• [DATASET EXCERPTS]:
======
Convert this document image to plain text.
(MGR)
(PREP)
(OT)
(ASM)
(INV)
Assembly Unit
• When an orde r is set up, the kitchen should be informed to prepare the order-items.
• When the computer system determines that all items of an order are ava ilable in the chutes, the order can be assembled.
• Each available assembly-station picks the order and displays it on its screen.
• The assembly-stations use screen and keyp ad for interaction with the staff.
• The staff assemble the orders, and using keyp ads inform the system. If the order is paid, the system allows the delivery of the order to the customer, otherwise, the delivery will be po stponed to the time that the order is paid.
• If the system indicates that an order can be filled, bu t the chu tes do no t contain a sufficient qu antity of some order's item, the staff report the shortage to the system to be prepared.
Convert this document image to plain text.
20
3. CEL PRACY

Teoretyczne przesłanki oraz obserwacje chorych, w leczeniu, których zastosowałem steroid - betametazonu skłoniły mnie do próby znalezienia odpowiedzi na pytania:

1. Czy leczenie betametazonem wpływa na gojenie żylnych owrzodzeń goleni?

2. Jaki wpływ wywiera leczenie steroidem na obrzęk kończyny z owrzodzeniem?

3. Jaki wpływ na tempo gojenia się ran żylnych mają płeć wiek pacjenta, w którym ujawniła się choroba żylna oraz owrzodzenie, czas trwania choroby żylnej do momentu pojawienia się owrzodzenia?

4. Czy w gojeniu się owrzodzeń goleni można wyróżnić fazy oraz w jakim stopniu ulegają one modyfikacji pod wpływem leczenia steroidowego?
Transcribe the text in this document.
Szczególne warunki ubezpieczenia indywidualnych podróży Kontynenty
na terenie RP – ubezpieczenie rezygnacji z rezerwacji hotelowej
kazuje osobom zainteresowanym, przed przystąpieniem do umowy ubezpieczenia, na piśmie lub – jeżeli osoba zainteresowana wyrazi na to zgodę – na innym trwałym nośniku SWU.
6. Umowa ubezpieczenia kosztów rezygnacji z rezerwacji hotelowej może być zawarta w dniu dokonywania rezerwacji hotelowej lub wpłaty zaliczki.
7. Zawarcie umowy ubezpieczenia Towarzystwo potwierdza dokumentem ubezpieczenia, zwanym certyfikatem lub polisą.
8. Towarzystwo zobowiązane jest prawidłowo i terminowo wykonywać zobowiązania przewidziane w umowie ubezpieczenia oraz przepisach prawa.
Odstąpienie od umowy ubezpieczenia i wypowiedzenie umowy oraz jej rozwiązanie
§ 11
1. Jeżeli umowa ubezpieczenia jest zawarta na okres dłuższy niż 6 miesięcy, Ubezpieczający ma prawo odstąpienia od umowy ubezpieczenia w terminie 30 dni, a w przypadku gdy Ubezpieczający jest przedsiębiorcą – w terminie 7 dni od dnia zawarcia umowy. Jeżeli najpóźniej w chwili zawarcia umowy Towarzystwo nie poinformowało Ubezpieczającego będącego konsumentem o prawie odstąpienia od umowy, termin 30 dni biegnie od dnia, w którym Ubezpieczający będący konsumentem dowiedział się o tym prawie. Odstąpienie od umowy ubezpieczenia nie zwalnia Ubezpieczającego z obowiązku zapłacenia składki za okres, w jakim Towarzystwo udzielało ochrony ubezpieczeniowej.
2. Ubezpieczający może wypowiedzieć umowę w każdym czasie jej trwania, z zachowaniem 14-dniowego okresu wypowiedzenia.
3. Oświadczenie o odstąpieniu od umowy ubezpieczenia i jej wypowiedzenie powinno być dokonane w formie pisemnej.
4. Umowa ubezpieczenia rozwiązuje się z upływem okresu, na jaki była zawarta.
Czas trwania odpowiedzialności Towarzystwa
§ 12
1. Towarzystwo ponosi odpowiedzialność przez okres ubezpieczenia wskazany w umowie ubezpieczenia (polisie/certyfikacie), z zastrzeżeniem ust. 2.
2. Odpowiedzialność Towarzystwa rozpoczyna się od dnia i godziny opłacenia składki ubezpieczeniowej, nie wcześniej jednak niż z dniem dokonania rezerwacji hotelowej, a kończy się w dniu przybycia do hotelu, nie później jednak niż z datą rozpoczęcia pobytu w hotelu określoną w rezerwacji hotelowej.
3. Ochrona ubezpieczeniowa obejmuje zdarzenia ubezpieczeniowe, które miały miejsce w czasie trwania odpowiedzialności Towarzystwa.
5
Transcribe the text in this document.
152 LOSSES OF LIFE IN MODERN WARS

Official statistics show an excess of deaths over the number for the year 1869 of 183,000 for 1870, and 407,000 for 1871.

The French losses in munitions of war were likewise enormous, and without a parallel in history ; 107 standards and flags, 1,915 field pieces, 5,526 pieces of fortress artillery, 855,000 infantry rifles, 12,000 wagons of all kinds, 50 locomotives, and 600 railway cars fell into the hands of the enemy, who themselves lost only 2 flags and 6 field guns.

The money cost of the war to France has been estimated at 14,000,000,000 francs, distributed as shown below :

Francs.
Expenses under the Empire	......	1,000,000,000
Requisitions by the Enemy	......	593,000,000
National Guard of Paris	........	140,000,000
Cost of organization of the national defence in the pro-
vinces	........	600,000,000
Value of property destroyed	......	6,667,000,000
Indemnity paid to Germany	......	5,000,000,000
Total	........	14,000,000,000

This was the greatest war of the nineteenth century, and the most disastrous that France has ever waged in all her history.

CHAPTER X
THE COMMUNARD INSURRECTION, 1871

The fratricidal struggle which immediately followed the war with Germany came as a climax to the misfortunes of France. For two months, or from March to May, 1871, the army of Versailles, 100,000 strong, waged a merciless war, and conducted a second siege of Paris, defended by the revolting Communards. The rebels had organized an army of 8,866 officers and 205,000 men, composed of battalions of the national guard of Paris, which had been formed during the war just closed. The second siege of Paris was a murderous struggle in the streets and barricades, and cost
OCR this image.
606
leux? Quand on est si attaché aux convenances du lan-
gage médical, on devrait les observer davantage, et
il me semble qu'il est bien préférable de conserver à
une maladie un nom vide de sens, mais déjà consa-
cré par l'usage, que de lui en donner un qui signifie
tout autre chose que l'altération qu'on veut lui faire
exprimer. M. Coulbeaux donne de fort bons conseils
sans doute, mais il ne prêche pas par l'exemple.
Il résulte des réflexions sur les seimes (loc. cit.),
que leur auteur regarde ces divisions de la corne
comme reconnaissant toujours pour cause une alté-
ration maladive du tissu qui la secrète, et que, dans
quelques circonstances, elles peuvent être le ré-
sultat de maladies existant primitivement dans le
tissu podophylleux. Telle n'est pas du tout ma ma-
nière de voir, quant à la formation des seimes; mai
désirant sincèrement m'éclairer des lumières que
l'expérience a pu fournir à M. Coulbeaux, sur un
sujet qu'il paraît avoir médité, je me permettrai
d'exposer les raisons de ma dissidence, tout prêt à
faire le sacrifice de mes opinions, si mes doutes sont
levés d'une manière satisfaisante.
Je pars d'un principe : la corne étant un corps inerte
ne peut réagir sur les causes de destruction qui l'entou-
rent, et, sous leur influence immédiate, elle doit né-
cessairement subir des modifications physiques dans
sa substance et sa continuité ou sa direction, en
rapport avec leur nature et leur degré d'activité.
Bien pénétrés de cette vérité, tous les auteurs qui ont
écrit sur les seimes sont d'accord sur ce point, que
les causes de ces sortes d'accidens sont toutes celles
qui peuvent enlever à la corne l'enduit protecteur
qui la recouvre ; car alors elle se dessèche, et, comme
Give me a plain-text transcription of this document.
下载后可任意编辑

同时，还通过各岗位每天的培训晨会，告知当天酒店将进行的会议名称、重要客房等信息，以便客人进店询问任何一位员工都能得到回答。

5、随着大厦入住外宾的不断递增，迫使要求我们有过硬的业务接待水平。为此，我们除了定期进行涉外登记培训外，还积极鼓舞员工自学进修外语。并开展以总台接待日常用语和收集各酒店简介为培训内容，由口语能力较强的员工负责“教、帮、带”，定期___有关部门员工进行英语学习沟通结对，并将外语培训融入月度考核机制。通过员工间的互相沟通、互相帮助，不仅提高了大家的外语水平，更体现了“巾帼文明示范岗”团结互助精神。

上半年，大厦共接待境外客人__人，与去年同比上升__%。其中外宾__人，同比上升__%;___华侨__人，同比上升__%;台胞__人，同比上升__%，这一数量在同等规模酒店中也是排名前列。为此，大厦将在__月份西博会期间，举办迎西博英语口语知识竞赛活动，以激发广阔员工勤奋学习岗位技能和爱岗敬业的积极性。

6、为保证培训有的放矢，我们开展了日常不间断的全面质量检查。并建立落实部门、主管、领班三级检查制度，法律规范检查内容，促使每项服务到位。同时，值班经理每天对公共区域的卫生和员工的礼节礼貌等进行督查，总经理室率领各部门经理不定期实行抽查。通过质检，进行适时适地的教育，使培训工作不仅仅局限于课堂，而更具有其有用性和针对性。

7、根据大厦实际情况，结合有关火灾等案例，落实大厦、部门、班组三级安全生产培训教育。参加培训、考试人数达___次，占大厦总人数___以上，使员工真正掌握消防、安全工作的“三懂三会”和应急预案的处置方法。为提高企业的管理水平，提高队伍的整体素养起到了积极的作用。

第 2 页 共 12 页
======
State how many lines in the records above contain the word "Ubezpieczający", and give only that number.

2